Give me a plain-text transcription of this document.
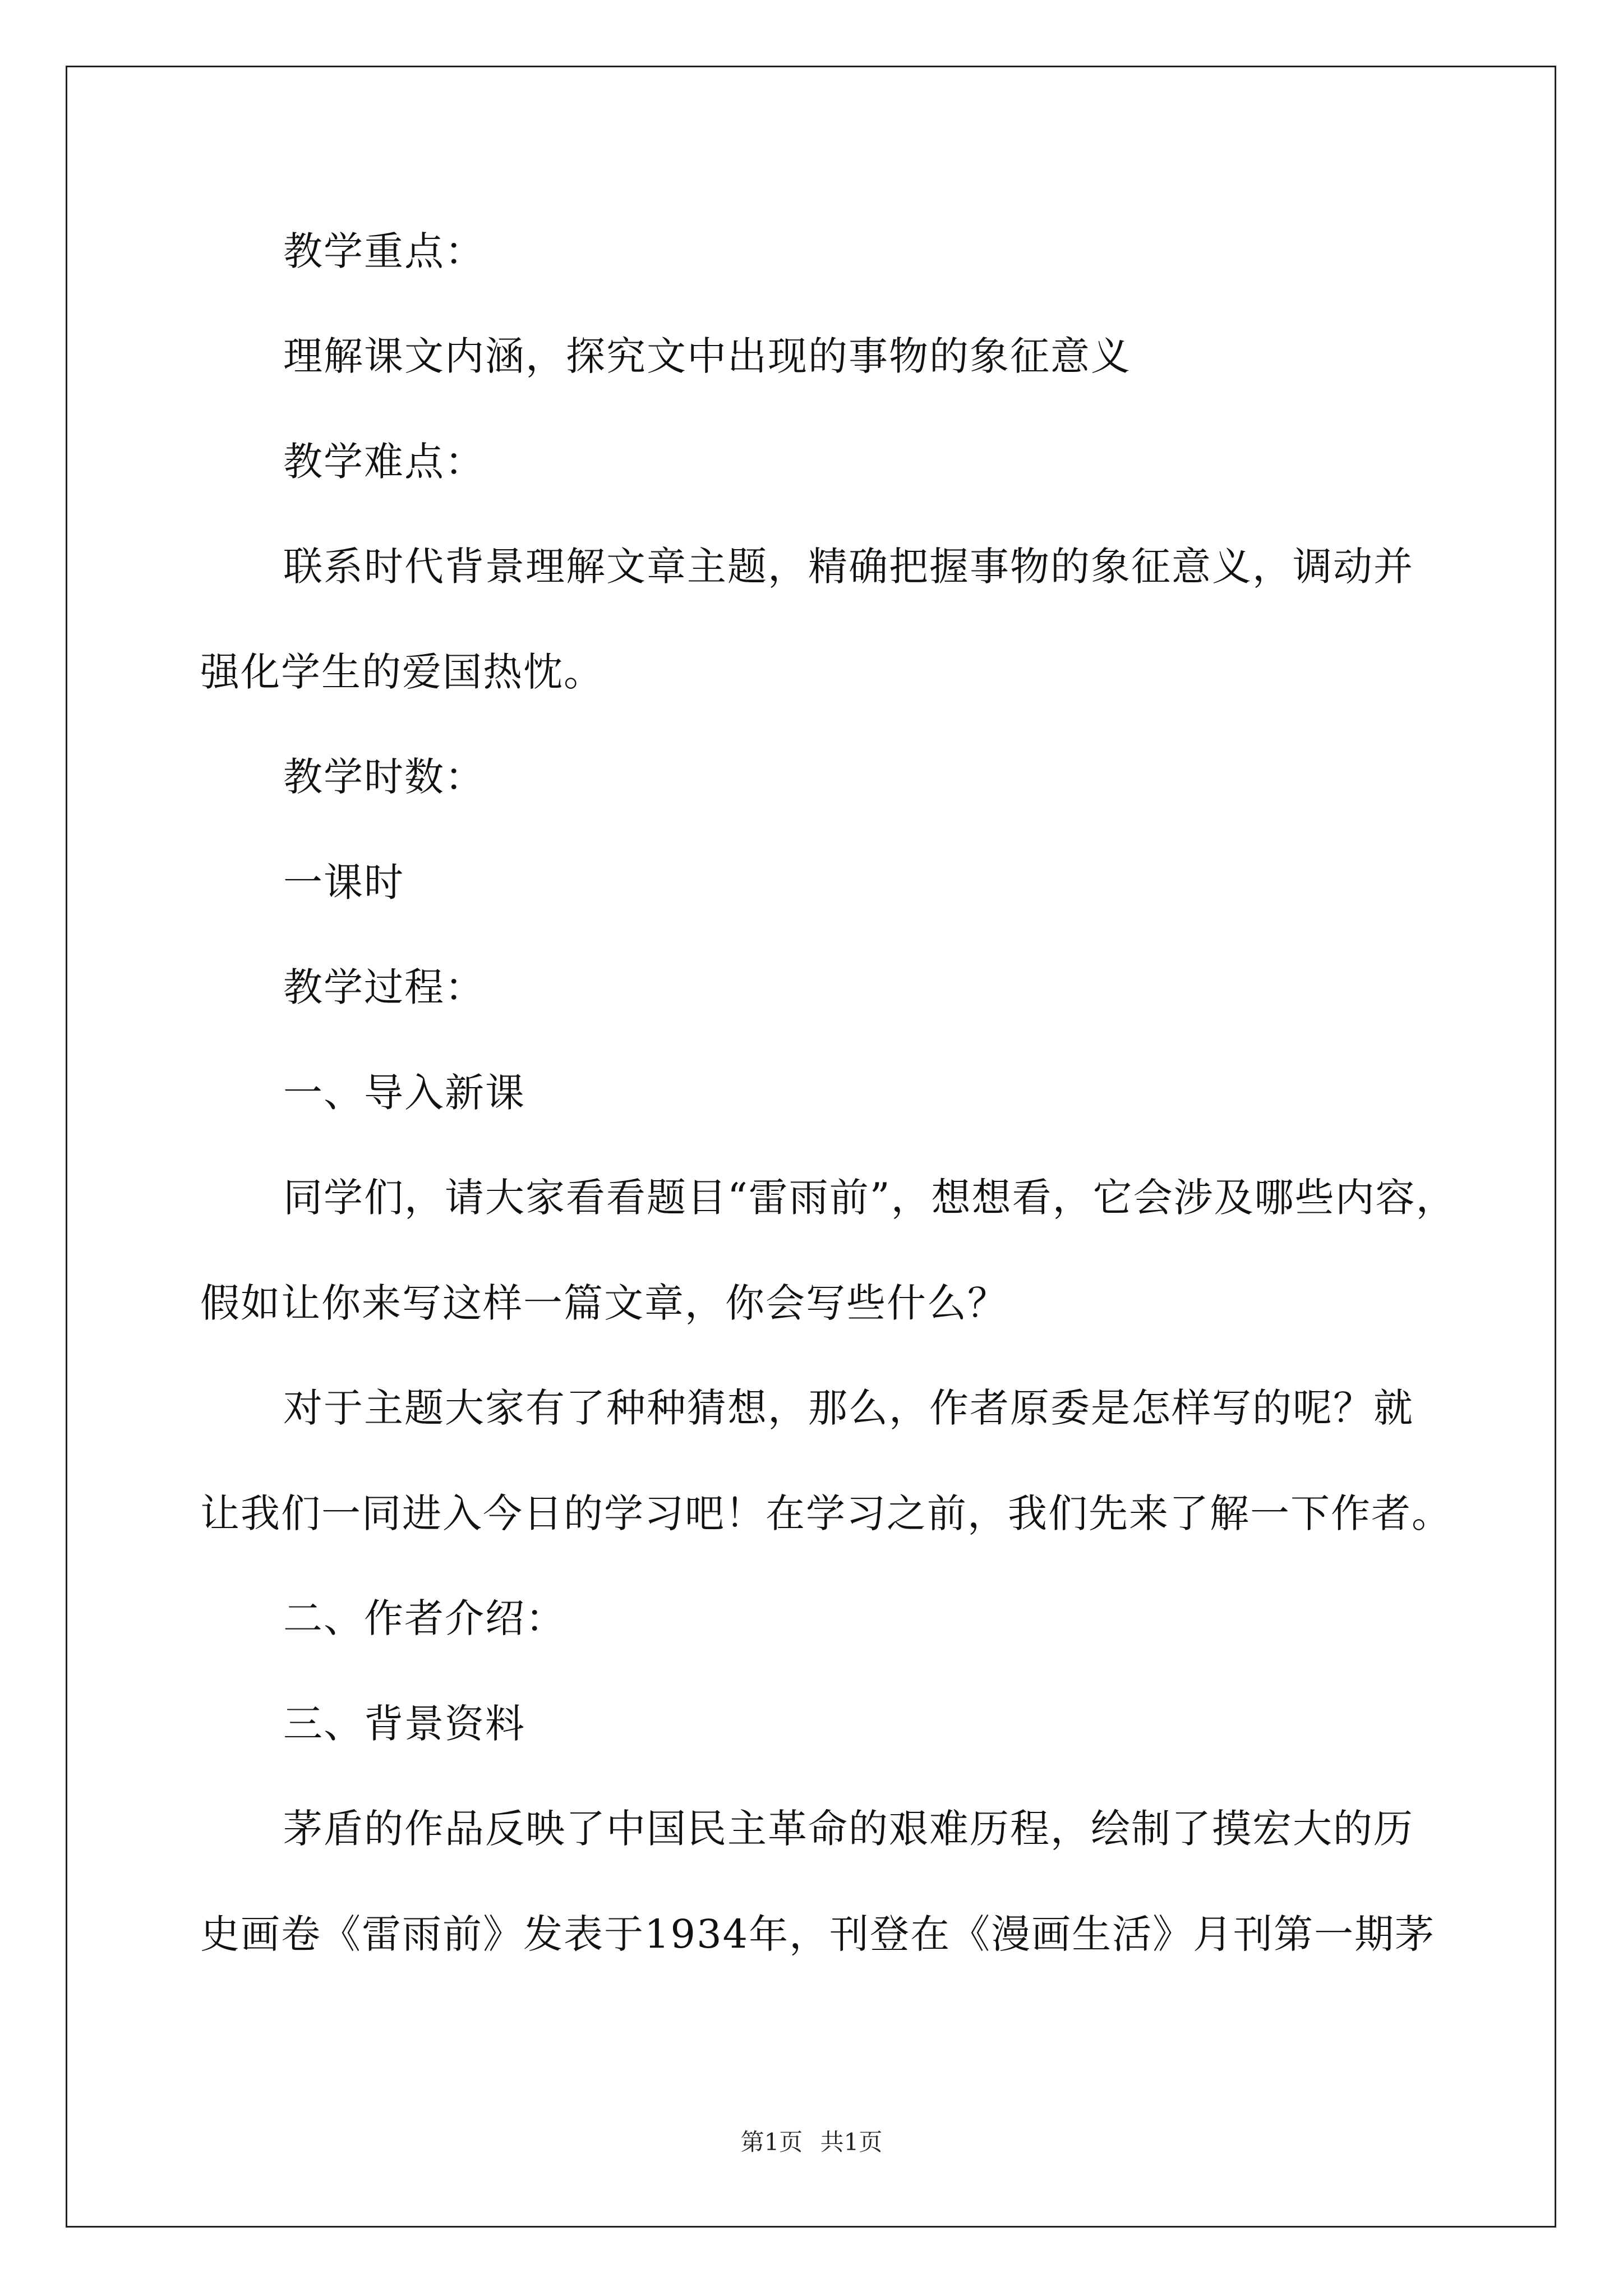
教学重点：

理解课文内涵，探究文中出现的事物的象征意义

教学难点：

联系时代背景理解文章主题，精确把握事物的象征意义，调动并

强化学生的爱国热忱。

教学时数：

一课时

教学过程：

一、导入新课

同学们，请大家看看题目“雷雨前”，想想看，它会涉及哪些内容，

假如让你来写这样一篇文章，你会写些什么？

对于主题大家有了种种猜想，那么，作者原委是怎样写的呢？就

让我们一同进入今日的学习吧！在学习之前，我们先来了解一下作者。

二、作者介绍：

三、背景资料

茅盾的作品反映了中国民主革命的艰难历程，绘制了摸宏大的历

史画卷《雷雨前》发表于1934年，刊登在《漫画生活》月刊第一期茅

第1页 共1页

=-=-=-=-=

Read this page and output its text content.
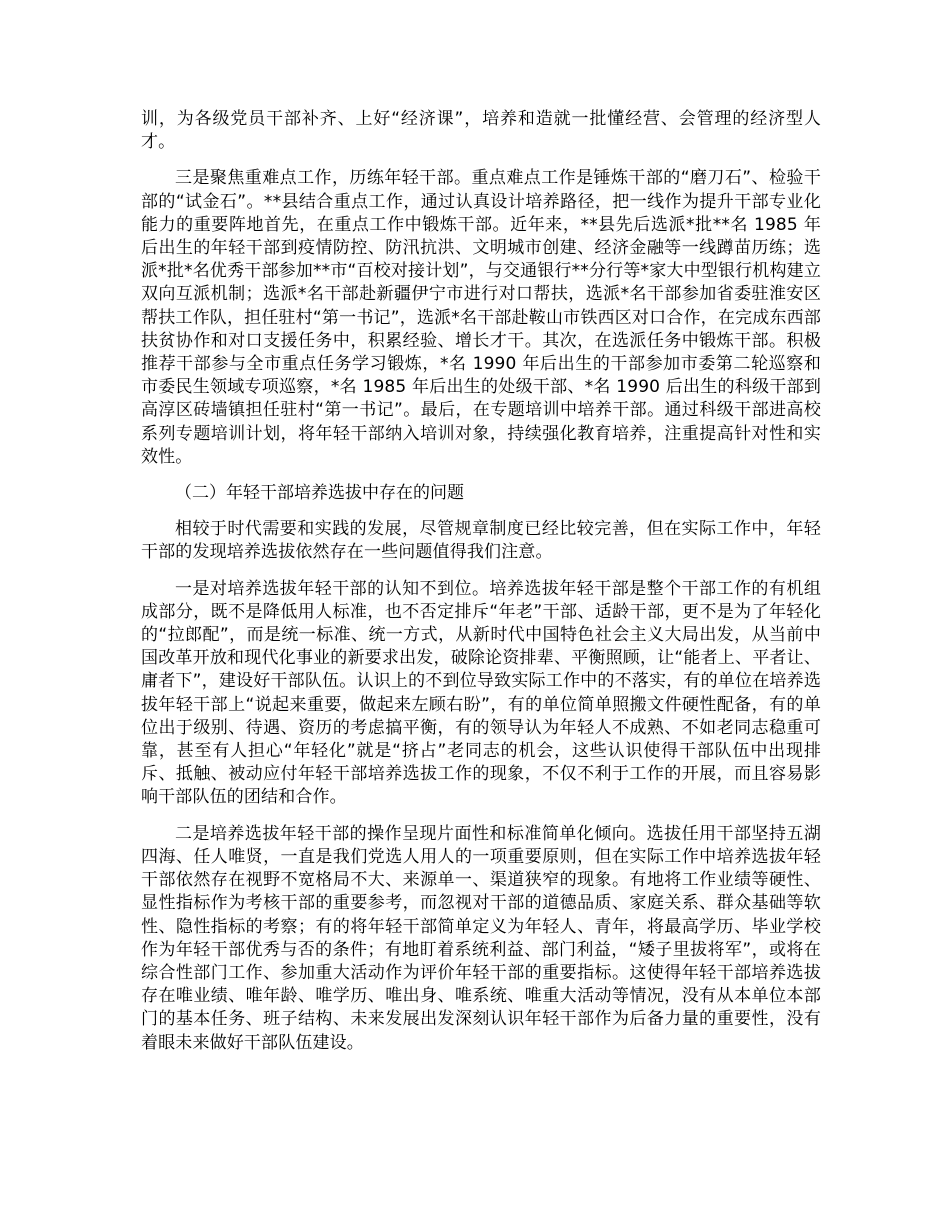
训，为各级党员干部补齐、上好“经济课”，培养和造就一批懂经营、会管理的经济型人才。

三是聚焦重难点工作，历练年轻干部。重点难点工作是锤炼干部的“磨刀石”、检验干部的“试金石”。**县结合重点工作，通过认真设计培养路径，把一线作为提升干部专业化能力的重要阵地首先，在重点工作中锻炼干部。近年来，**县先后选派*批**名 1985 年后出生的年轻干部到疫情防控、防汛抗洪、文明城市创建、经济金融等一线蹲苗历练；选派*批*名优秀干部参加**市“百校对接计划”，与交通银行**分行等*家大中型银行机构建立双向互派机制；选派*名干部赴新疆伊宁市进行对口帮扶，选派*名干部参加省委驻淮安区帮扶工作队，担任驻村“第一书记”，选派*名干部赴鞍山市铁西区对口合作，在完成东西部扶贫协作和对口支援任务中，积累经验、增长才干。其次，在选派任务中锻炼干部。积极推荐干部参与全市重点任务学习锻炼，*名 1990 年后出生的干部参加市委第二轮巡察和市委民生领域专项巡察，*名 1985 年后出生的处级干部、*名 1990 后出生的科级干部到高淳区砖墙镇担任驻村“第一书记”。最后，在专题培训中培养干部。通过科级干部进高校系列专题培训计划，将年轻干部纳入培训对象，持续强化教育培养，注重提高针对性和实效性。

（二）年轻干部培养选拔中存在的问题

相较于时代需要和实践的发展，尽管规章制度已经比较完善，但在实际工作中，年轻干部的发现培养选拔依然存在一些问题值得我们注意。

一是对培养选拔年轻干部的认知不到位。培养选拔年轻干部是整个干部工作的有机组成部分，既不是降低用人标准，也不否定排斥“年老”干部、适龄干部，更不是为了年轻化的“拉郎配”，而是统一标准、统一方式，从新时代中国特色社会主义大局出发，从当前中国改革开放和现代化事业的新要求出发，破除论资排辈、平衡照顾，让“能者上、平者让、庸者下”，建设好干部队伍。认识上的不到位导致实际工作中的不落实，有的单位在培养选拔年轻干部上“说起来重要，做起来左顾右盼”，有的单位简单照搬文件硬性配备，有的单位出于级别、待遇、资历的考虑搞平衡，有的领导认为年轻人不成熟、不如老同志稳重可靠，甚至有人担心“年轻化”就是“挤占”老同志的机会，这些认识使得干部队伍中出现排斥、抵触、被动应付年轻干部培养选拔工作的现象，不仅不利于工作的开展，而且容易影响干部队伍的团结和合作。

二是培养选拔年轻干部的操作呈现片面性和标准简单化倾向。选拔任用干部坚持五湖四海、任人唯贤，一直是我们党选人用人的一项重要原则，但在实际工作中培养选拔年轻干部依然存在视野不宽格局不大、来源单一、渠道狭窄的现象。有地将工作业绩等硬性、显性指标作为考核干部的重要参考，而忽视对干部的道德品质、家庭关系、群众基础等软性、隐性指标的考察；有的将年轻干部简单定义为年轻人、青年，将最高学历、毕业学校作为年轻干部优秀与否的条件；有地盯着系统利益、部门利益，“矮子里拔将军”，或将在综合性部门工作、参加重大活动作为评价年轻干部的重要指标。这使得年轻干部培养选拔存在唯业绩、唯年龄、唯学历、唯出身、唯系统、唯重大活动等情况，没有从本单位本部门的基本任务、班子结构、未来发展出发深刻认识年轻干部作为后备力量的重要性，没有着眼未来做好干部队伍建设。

=-=-=-=-=

#### [Given exercise]
Only the number is needed: state how many lines in the listing contain "this".

#### [Answer to the exercise]
2